* Material provided

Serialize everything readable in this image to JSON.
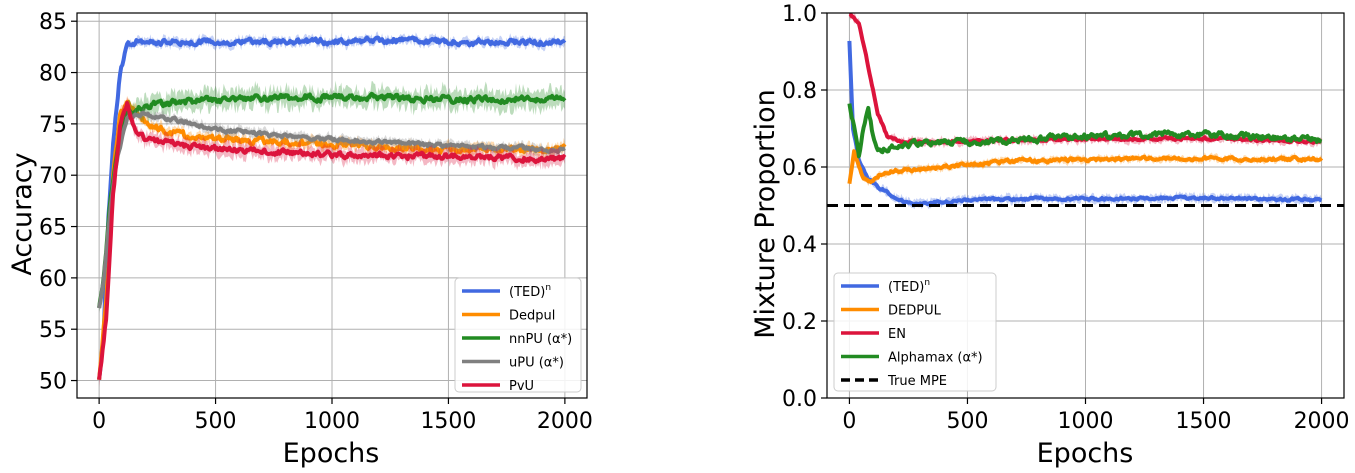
{
  "chart_data": [
    {
      "type": "line",
      "title": "",
      "xlabel": "Epochs",
      "ylabel": "Accuracy",
      "xlim": [
        -95,
        2095
      ],
      "ylim": [
        48.3,
        85.8
      ],
      "xticks": [
        0,
        500,
        1000,
        1500,
        2000
      ],
      "xtick_labels": [
        "0",
        "500",
        "1000",
        "1500",
        "2000"
      ],
      "yticks": [
        50,
        55,
        60,
        65,
        70,
        75,
        80,
        85
      ],
      "ytick_labels": [
        "50",
        "55",
        "60",
        "65",
        "70",
        "75",
        "80",
        "85"
      ],
      "grid": true,
      "legend_position": "lower-right",
      "series": [
        {
          "name": "(TED)",
          "sup": "n",
          "color": "#4169e1",
          "noise": 0.5,
          "band": 0.5,
          "points": [
            [
              0,
              50
            ],
            [
              20,
              55
            ],
            [
              40,
              66
            ],
            [
              60,
              73
            ],
            [
              90,
              80
            ],
            [
              120,
              82.6
            ],
            [
              160,
              83
            ],
            [
              300,
              83
            ],
            [
              600,
              83
            ],
            [
              1000,
              83
            ],
            [
              1300,
              83.2
            ],
            [
              1600,
              82.9
            ],
            [
              2000,
              83
            ]
          ]
        },
        {
          "name": "Dedpul",
          "color": "#ff8c00",
          "noise": 0.55,
          "band": 0.6,
          "points": [
            [
              0,
              50
            ],
            [
              30,
              58
            ],
            [
              60,
              70
            ],
            [
              90,
              76
            ],
            [
              120,
              77
            ],
            [
              180,
              75.5
            ],
            [
              300,
              74
            ],
            [
              500,
              73.6
            ],
            [
              800,
              73.2
            ],
            [
              1100,
              72.9
            ],
            [
              1400,
              72.5
            ],
            [
              1700,
              72.4
            ],
            [
              2000,
              72.6
            ]
          ]
        },
        {
          "name": "nnPU (α*)",
          "color": "#228b22",
          "noise": 0.55,
          "band": 1.1,
          "points": [
            [
              0,
              57
            ],
            [
              20,
              60
            ],
            [
              50,
              68
            ],
            [
              80,
              73
            ],
            [
              120,
              76
            ],
            [
              200,
              76.8
            ],
            [
              400,
              77.2
            ],
            [
              700,
              77.5
            ],
            [
              1000,
              77.6
            ],
            [
              1300,
              77.5
            ],
            [
              1600,
              77.4
            ],
            [
              2000,
              77.5
            ]
          ]
        },
        {
          "name": "uPU (α*)",
          "color": "#808080",
          "noise": 0.35,
          "band": 0.5,
          "points": [
            [
              0,
              57
            ],
            [
              20,
              60
            ],
            [
              50,
              67
            ],
            [
              80,
              72
            ],
            [
              120,
              75.5
            ],
            [
              180,
              76
            ],
            [
              300,
              75.5
            ],
            [
              500,
              74.5
            ],
            [
              700,
              74
            ],
            [
              900,
              73.6
            ],
            [
              1100,
              73.4
            ],
            [
              1300,
              73.1
            ],
            [
              1600,
              72.8
            ],
            [
              2000,
              72.5
            ]
          ]
        },
        {
          "name": "PvU",
          "color": "#dc143c",
          "noise": 0.5,
          "band": 0.8,
          "points": [
            [
              0,
              50
            ],
            [
              30,
              56
            ],
            [
              60,
              68
            ],
            [
              90,
              75
            ],
            [
              120,
              77
            ],
            [
              150,
              74.5
            ],
            [
              200,
              73.5
            ],
            [
              400,
              72.8
            ],
            [
              700,
              72.3
            ],
            [
              1000,
              72
            ],
            [
              1300,
              71.9
            ],
            [
              1600,
              71.8
            ],
            [
              2000,
              71.6
            ]
          ]
        }
      ]
    },
    {
      "type": "line",
      "title": "",
      "xlabel": "Epochs",
      "ylabel": "Mixture Proportion",
      "xlim": [
        -95,
        2095
      ],
      "ylim": [
        0.0,
        1.0
      ],
      "xticks": [
        0,
        500,
        1000,
        1500,
        2000
      ],
      "xtick_labels": [
        "0",
        "500",
        "1000",
        "1500",
        "2000"
      ],
      "yticks": [
        0.0,
        0.2,
        0.4,
        0.6,
        0.8,
        1.0
      ],
      "ytick_labels": [
        "0.0",
        "0.2",
        "0.4",
        "0.6",
        "0.8",
        "1.0"
      ],
      "grid": true,
      "legend_position": "lower-left",
      "series": [
        {
          "name": "(TED)",
          "sup": "n",
          "color": "#4169e1",
          "noise": 0.006,
          "band": 0.012,
          "points": [
            [
              0,
              0.93
            ],
            [
              15,
              0.7
            ],
            [
              40,
              0.62
            ],
            [
              80,
              0.57
            ],
            [
              120,
              0.55
            ],
            [
              170,
              0.53
            ],
            [
              230,
              0.51
            ],
            [
              300,
              0.505
            ],
            [
              500,
              0.515
            ],
            [
              1000,
              0.518
            ],
            [
              1500,
              0.52
            ],
            [
              2000,
              0.515
            ]
          ]
        },
        {
          "name": "DEDPUL",
          "color": "#ff8c00",
          "noise": 0.008,
          "band": 0.01,
          "points": [
            [
              0,
              0.56
            ],
            [
              20,
              0.64
            ],
            [
              40,
              0.6
            ],
            [
              60,
              0.575
            ],
            [
              90,
              0.565
            ],
            [
              130,
              0.58
            ],
            [
              200,
              0.59
            ],
            [
              400,
              0.6
            ],
            [
              700,
              0.615
            ],
            [
              1000,
              0.62
            ],
            [
              1400,
              0.622
            ],
            [
              2000,
              0.62
            ]
          ]
        },
        {
          "name": "EN",
          "color": "#dc143c",
          "noise": 0.006,
          "band": 0.012,
          "points": [
            [
              0,
              1.0
            ],
            [
              40,
              0.97
            ],
            [
              80,
              0.86
            ],
            [
              120,
              0.74
            ],
            [
              160,
              0.68
            ],
            [
              220,
              0.665
            ],
            [
              400,
              0.665
            ],
            [
              700,
              0.67
            ],
            [
              1000,
              0.672
            ],
            [
              1500,
              0.675
            ],
            [
              2000,
              0.665
            ]
          ]
        },
        {
          "name": "Alphamax (α*)",
          "color": "#228b22",
          "noise": 0.014,
          "band": 0.0,
          "points": [
            [
              0,
              0.77
            ],
            [
              20,
              0.7
            ],
            [
              40,
              0.63
            ],
            [
              60,
              0.7
            ],
            [
              80,
              0.76
            ],
            [
              100,
              0.68
            ],
            [
              130,
              0.64
            ],
            [
              170,
              0.65
            ],
            [
              250,
              0.66
            ],
            [
              500,
              0.665
            ],
            [
              1000,
              0.68
            ],
            [
              1500,
              0.685
            ],
            [
              2000,
              0.67
            ]
          ]
        },
        {
          "name": "True MPE",
          "color": "#000000",
          "dashed": true,
          "noise": 0.0,
          "band": 0.0,
          "points": [
            [
              -95,
              0.5
            ],
            [
              2095,
              0.5
            ]
          ]
        }
      ]
    }
  ]
}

* Your goal
Select and copy every line of the listing with the word "lower".

* Task solution
      "legend_position": "lower-right",
      "legend_position": "lower-left",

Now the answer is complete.